Repeat all of the data precisely.
---- Supplied information
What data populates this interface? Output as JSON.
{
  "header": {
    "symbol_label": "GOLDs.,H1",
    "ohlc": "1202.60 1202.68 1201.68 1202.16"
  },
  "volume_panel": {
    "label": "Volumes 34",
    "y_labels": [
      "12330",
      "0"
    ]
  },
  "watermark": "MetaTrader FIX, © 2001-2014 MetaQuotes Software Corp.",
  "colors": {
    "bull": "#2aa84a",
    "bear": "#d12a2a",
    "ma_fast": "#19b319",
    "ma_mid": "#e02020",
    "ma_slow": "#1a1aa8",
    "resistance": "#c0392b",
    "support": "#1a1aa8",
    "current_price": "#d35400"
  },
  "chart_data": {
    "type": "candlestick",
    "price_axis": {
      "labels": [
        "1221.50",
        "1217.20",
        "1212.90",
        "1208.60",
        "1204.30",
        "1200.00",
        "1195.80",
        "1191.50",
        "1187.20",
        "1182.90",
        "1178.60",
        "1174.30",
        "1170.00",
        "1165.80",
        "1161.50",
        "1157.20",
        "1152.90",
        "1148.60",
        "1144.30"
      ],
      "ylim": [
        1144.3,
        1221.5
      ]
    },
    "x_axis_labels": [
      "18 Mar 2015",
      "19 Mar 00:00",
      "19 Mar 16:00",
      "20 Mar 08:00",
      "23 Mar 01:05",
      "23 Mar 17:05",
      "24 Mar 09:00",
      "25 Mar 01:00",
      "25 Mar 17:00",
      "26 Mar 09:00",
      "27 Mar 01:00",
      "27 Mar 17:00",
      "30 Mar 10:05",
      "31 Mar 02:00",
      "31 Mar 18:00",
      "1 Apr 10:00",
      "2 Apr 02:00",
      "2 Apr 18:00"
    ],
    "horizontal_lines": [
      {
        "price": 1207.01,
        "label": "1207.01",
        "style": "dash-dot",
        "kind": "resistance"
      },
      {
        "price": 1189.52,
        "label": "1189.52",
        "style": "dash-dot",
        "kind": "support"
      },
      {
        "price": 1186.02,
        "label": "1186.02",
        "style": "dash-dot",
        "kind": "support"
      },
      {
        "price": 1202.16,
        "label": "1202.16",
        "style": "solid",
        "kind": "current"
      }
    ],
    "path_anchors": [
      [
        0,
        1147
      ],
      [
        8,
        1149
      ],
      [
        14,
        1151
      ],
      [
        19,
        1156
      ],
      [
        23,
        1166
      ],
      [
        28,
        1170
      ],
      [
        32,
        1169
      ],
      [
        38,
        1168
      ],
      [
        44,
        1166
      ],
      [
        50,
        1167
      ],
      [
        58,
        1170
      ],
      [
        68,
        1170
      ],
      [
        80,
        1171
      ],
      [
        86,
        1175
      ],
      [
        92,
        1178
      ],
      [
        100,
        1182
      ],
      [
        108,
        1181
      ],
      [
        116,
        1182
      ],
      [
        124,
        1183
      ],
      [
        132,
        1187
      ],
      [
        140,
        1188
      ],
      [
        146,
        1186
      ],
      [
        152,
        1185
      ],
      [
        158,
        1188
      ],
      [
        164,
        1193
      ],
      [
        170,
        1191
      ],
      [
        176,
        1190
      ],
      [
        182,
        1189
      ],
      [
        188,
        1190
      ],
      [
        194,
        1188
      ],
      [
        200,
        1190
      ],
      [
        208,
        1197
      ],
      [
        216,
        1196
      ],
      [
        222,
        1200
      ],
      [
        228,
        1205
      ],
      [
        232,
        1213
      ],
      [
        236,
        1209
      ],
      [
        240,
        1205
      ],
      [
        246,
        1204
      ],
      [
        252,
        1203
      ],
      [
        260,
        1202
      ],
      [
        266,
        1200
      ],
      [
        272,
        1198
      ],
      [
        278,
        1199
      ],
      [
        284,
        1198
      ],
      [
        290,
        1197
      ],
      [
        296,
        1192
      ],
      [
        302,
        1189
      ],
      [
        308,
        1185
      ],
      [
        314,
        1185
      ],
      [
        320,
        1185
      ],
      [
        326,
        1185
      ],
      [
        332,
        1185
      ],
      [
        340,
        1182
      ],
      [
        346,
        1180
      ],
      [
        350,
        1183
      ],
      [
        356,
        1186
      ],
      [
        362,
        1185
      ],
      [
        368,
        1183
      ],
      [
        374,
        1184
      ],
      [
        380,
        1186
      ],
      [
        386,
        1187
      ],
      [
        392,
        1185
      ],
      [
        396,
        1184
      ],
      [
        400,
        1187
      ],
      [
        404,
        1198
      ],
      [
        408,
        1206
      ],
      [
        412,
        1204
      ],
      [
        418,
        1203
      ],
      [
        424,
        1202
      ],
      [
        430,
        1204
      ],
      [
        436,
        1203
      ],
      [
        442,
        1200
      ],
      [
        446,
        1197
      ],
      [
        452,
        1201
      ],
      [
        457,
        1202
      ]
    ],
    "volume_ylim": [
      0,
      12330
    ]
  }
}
--------
Response
What data populates this interface? Output as JSON.
{
  "header": {
    "symbol_label": "GOLDs.,H1",
    "ohlc": "1202.60 1202.68 1201.68 1202.16"
  },
  "volume_panel": {
    "label": "Volumes 34",
    "y_labels": [
      "12330",
      "0"
    ]
  },
  "watermark": "MetaTrader FIX, © 2001-2014 MetaQuotes Software Corp.",
  "colors": {
    "bull": "#2aa84a",
    "bear": "#d12a2a",
    "ma_fast": "#19b319",
    "ma_mid": "#e02020",
    "ma_slow": "#1a1aa8",
    "resistance": "#c0392b",
    "support": "#1a1aa8",
    "current_price": "#d35400"
  },
  "chart_data": {
    "type": "candlestick",
    "price_axis": {
      "labels": [
        "1221.50",
        "1217.20",
        "1212.90",
        "1208.60",
        "1204.30",
        "1200.00",
        "1195.80",
        "1191.50",
        "1187.20",
        "1182.90",
        "1178.60",
        "1174.30",
        "1170.00",
        "1165.80",
        "1161.50",
        "1157.20",
        "1152.90",
        "1148.60",
        "1144.30"
      ],
      "ylim": [
        1144.3,
        1221.5
      ]
    },
    "x_axis_labels": [
      "18 Mar 2015",
      "19 Mar 00:00",
      "19 Mar 16:00",
      "20 Mar 08:00",
      "23 Mar 01:05",
      "23 Mar 17:05",
      "24 Mar 09:00",
      "25 Mar 01:00",
      "25 Mar 17:00",
      "26 Mar 09:00",
      "27 Mar 01:00",
      "27 Mar 17:00",
      "30 Mar 10:05",
      "31 Mar 02:00",
      "31 Mar 18:00",
      "1 Apr 10:00",
      "2 Apr 02:00",
      "2 Apr 18:00"
    ],
    "horizontal_lines": [
      {
        "price": 1207.01,
        "label": "1207.01",
        "style": "dash-dot",
        "kind": "resistance"
      },
      {
        "price": 1189.52,
        "label": "1189.52",
        "style": "dash-dot",
        "kind": "support"
      },
      {
        "price": 1186.02,
        "label": "1186.02",
        "style": "dash-dot",
        "kind": "support"
      },
      {
        "price": 1202.16,
        "label": "1202.16",
        "style": "solid",
        "kind": "current"
      }
    ],
    "path_anchors": [
      [
        0,
        1147
      ],
      [
        8,
        1149
      ],
      [
        14,
        1151
      ],
      [
        19,
        1156
      ],
      [
        23,
        1166
      ],
      [
        28,
        1170
      ],
      [
        32,
        1169
      ],
      [
        38,
        1168
      ],
      [
        44,
        1166
      ],
      [
        50,
        1167
      ],
      [
        58,
        1170
      ],
      [
        68,
        1170
      ],
      [
        80,
        1171
      ],
      [
        86,
        1175
      ],
      [
        92,
        1178
      ],
      [
        100,
        1182
      ],
      [
        108,
        1181
      ],
      [
        116,
        1182
      ],
      [
        124,
        1183
      ],
      [
        132,
        1187
      ],
      [
        140,
        1188
      ],
      [
        146,
        1186
      ],
      [
        152,
        1185
      ],
      [
        158,
        1188
      ],
      [
        164,
        1193
      ],
      [
        170,
        1191
      ],
      [
        176,
        1190
      ],
      [
        182,
        1189
      ],
      [
        188,
        1190
      ],
      [
        194,
        1188
      ],
      [
        200,
        1190
      ],
      [
        208,
        1197
      ],
      [
        216,
        1196
      ],
      [
        222,
        1200
      ],
      [
        228,
        1205
      ],
      [
        232,
        1213
      ],
      [
        236,
        1209
      ],
      [
        240,
        1205
      ],
      [
        246,
        1204
      ],
      [
        252,
        1203
      ],
      [
        260,
        1202
      ],
      [
        266,
        1200
      ],
      [
        272,
        1198
      ],
      [
        278,
        1199
      ],
      [
        284,
        1198
      ],
      [
        290,
        1197
      ],
      [
        296,
        1192
      ],
      [
        302,
        1189
      ],
      [
        308,
        1185
      ],
      [
        314,
        1185
      ],
      [
        320,
        1185
      ],
      [
        326,
        1185
      ],
      [
        332,
        1185
      ],
      [
        340,
        1182
      ],
      [
        346,
        1180
      ],
      [
        350,
        1183
      ],
      [
        356,
        1186
      ],
      [
        362,
        1185
      ],
      [
        368,
        1183
      ],
      [
        374,
        1184
      ],
      [
        380,
        1186
      ],
      [
        386,
        1187
      ],
      [
        392,
        1185
      ],
      [
        396,
        1184
      ],
      [
        400,
        1187
      ],
      [
        404,
        1198
      ],
      [
        408,
        1206
      ],
      [
        412,
        1204
      ],
      [
        418,
        1203
      ],
      [
        424,
        1202
      ],
      [
        430,
        1204
      ],
      [
        436,
        1203
      ],
      [
        442,
        1200
      ],
      [
        446,
        1197
      ],
      [
        452,
        1201
      ],
      [
        457,
        1202
      ]
    ],
    "volume_ylim": [
      0,
      12330
    ]
  }
}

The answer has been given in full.